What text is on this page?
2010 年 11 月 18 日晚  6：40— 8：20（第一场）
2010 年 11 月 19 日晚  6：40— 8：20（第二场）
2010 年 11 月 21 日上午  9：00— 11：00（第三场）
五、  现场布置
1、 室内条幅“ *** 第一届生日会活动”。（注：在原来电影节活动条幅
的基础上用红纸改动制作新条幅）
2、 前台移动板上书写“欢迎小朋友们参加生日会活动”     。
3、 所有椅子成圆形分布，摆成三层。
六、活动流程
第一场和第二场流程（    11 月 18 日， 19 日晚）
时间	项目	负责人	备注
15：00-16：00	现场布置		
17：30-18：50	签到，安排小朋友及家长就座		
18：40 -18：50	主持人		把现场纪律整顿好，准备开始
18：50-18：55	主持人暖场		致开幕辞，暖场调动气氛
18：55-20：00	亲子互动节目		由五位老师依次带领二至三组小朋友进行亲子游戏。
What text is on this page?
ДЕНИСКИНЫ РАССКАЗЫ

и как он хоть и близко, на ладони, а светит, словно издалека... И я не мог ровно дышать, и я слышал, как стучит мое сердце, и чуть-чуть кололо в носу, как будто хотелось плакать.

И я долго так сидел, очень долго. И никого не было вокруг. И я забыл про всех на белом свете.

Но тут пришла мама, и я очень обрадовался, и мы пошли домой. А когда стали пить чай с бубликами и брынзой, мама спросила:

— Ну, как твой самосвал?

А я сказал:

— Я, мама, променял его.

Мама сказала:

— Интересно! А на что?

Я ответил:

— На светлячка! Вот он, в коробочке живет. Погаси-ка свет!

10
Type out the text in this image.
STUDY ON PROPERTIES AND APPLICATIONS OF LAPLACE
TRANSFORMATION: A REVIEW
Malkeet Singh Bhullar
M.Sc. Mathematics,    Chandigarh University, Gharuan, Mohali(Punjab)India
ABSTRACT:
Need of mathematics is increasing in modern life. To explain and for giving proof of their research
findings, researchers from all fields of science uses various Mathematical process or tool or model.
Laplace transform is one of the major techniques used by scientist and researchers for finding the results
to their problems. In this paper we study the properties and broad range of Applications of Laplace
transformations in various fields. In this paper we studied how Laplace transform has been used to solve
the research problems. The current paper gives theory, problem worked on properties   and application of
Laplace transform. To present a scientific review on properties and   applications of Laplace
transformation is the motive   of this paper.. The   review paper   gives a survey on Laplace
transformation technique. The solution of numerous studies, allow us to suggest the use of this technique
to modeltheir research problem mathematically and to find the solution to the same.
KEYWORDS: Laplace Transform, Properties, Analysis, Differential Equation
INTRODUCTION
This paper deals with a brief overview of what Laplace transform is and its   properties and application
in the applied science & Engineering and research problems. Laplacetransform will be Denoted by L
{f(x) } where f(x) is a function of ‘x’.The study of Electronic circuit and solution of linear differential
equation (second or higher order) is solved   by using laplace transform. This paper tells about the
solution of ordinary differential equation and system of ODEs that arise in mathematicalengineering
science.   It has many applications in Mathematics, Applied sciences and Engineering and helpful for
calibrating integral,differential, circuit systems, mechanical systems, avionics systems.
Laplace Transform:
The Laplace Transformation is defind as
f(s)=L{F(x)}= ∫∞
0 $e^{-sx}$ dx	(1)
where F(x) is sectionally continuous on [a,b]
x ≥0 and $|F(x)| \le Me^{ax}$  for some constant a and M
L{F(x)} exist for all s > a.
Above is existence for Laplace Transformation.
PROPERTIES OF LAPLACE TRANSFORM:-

DIRECTIONS FOR THIS TASK:
Tally up the lines in the records containing the word "circuit", then give the count and nothing else.

FINISHED EXERCISE:
2